═════ Information provided
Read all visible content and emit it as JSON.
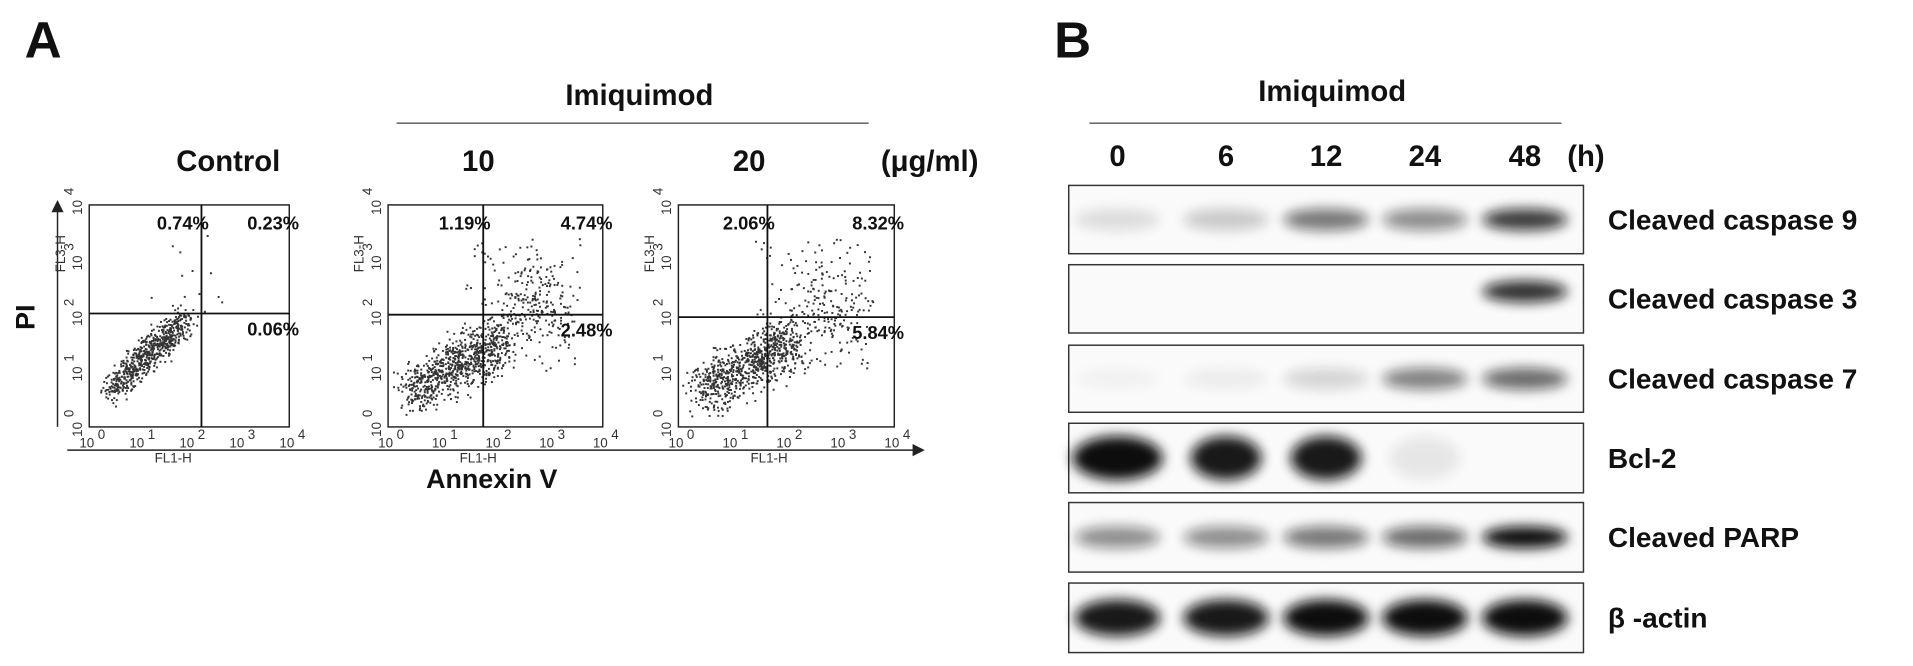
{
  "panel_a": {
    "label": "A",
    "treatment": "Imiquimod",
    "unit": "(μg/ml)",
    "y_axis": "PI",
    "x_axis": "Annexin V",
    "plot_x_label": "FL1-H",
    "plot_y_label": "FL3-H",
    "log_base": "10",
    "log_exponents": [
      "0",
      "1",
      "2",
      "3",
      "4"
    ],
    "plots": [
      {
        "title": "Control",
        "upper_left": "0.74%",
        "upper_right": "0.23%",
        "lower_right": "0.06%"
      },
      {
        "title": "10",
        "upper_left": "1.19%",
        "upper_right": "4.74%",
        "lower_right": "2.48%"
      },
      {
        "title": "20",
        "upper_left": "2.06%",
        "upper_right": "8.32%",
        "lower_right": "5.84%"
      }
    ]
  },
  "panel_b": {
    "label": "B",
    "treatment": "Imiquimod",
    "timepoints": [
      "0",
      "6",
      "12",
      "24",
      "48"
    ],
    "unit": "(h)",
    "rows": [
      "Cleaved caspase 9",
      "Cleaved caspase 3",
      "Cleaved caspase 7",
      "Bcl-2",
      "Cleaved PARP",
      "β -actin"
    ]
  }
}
══════════
> **What you have to do**:
Without the pictures, copy the material exactly as given.

> **Written response**:
Read all visible content and emit it as JSON.
{
  "panel_a": {
    "label": "A",
    "treatment": "Imiquimod",
    "unit": "(μg/ml)",
    "y_axis": "PI",
    "x_axis": "Annexin V",
    "plot_x_label": "FL1-H",
    "plot_y_label": "FL3-H",
    "log_base": "10",
    "log_exponents": [
      "0",
      "1",
      "2",
      "3",
      "4"
    ],
    "plots": [
      {
        "title": "Control",
        "upper_left": "0.74%",
        "upper_right": "0.23%",
        "lower_right": "0.06%"
      },
      {
        "title": "10",
        "upper_left": "1.19%",
        "upper_right": "4.74%",
        "lower_right": "2.48%"
      },
      {
        "title": "20",
        "upper_left": "2.06%",
        "upper_right": "8.32%",
        "lower_right": "5.84%"
      }
    ]
  },
  "panel_b": {
    "label": "B",
    "treatment": "Imiquimod",
    "timepoints": [
      "0",
      "6",
      "12",
      "24",
      "48"
    ],
    "unit": "(h)",
    "rows": [
      "Cleaved caspase 9",
      "Cleaved caspase 3",
      "Cleaved caspase 7",
      "Bcl-2",
      "Cleaved PARP",
      "β -actin"
    ]
  }
}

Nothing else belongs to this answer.